### TEXT PROVIDED
--- BEGIN ---
First was Tracy at Abrams. I was immediately blown away by the fact that meeting with agents in New York is entirely different from meeting with agents in LA, although it would take me most of the day to figure out how different. Abrams Artists has one floor on a building in Chelsea, and it is populated with men and women, young and old, of different ethnicities and, frankly, weights. In Los Angeles, you become an agent when you have proven beyond a shadow of a doubt that you are completely free of acting talent and that you are great to have at a party. In this building, it looked like a professional organization.

Tracy brough me in to her office and I was knocked out by the view. 30 floors up facing New Jersey, I could damn near see my old house in Morristown.

She loved my headshots and then talked to me for a while about my life as an actor. She asked me where I am from, and what some of my skills are, what shows I had done, etc. I pulled out every fucking name I could think of. I was dropping names like I was wearing mittens. It was wierd that none of that meant anything to her, she knew some of the names, didn’t know others, didn’t give a shit.

She asked me how I knew Debbie Brown, and I said we had been friends for years but that I wasn’t sure how we met. No, I had never read for her, I have to guess she saw me in something years ago. It’s the only thing close to a lie I told the whole time, and I’m sure when she checks she’ll catch me on it. Truth is, Debbie is my friend Steve’s cousin, and she just likes me as a dude.

I was too sick to wonder if it was going badly, but I have to guess it wasn’t going great now that I look back on it. My resume looked like I had spent very little time in front of a camera, which is true, and although I am SAG, it was obvious that I had a group of people supporting me in theory and none of them (except for Jace) had come through in practice. Every name I dropped made it sound like I was cool, but since none of those names were on my resume, it also made me sound like I wasn’t a good actor.
--- END ---
(Layout coordinate data)
--- BEGIN ---
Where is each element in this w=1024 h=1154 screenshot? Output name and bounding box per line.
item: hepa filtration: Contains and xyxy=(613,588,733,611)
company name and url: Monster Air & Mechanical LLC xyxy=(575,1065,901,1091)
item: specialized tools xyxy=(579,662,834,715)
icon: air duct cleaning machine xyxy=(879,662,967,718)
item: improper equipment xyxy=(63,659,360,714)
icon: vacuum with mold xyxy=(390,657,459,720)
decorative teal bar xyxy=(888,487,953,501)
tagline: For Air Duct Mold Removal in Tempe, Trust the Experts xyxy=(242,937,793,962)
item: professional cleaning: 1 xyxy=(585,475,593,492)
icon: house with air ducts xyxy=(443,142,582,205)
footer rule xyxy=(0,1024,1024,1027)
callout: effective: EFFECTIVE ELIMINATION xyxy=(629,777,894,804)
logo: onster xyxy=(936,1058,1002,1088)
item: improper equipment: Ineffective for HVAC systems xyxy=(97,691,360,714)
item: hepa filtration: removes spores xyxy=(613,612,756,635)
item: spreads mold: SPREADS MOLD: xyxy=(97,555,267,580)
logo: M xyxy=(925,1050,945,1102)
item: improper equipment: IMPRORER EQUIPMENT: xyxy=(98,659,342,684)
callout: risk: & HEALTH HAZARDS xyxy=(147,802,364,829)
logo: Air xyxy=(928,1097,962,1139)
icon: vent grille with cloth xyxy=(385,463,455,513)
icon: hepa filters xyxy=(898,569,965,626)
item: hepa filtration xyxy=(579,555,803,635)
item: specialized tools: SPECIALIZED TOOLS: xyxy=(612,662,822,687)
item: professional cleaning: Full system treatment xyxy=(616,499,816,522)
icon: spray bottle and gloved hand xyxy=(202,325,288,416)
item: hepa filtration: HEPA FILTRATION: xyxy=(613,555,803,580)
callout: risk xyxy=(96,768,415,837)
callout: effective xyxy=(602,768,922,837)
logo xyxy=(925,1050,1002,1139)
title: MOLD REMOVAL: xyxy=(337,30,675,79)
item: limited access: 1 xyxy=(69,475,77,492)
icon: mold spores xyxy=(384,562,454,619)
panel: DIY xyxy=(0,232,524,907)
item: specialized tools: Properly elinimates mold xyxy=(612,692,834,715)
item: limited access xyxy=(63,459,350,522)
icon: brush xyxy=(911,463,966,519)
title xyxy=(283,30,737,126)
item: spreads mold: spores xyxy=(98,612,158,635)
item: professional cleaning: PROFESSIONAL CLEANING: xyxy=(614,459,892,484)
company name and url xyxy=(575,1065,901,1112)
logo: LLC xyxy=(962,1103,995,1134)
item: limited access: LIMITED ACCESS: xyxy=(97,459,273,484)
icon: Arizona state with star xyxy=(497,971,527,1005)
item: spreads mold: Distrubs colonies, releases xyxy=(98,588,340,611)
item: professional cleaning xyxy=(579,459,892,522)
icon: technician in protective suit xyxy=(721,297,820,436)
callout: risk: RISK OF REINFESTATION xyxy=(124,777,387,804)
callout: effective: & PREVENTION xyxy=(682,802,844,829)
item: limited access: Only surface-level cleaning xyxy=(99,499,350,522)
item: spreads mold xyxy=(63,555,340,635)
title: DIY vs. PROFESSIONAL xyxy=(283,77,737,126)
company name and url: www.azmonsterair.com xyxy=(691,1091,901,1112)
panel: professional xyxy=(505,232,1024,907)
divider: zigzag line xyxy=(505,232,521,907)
--- END ---
### EXERCISE REQUIREMENTS
- a) Repeat the portion of the account of the New York agent meeting starting at "First was Tracy" and ending at "house in Morristown.".
- b) Answer the following questions using the account of the New York agent meeting:
(i) At which agency does Tracy work?
(ii) How many floors up is Tracy's office, and which direction does it face?
(iii) What is Debbie Brown's actual connection to the narrator?
- c) Take the account of the New York agent meeting further, continuing from its final sentence.
These records were drawn from a separate source and bear no relation to the account of the agent meeting.

### RESULTS IN ORDER
- a)
First was Tracy at Abrams. I was immediately blown away by the fact that meeting with agents in New York is entirely different from meeting with agents in LA, although it would take me most of the day to figure out how different. Abrams Artists has one floor on a building in Chelsea, and it is populated with men and women, young and old, of different ethnicities and, frankly, weights. In Los Angeles, you become an agent when you have proven beyond a shadow of a doubt that you are completely free of acting talent and that you are great to have at a party. In this building, it looked like a professional organization.

Tracy brough me in to her office and I was knocked out by the view. 30 floors up facing New Jersey, I could damn near see my old house in Morristown.

- b)
(i) Abrams Artists.
(ii) Thirty floors up, facing New Jersey.
(iii) She is the cousin of the narrator's friend Steve.

- c)
She asked me why I had waited until I was in my mid-thirties to push for a career as an actor. I said that in my mid-twenties I was making a go of it in LA and I was married to a minor Soap actress and when our marriage fell apart, I spent a few years drinking, I moved to New York, I watched the towers fall and I licked my wounds. I mean, I said it better than that, but that’s the sum total. And then I said, “after the election last Tuesday, I realized that I had to make a difference in my life.”

She hooked right up with that. The election has been a disaster for New York intellectuals, actually intellectuals anywhere. Anyone who can think clearly has been crushed by the staggering stupidity of an electorate who votes against their own self interests. Tracy is Jewish, and I let it be known immediately that half my family is, and we talked for some time about the few Jews we know who voted in line with southern anti-semites, voted in favor of an escalating sense of desparation in the Middle East, and voted that way because they thought they were helping Israel.

We had found common ground. She asked me about acting.

I’ve written about it here before, I don’t know if I was quite as rhapsodic, but you probably know what I said. We were in there for an hour and a half, talking about the practice, the art, the patience, the beauty. You know what I said, read other entries from this blog, it’s practically all I talk about.

I told her I had been cast in an Adam LeFevre play several years ago (technically true), and she told me about how he got the Best Buy gig. Apparently, it was to go to another actor, but this other actor was an LA type who threw a fit about stuff, and they immediately replaced him with this New York playwright. It’s no wonder you see Larry Pine hocking stuff, it’s huge money and people outside of New York don’t recognize him.

I said, “I’ve done two shows at the Access Theater on Broadway, three blocks south of Canal. It’s four flights up, four long long flights of stairs up, and I went up and down those stairs in the middle of the summer four or five times a day for weeks. Then I did it the next summer. When I got my residual check from Law And Order, I was stunned. I’m used to working my ass off for car-fare.”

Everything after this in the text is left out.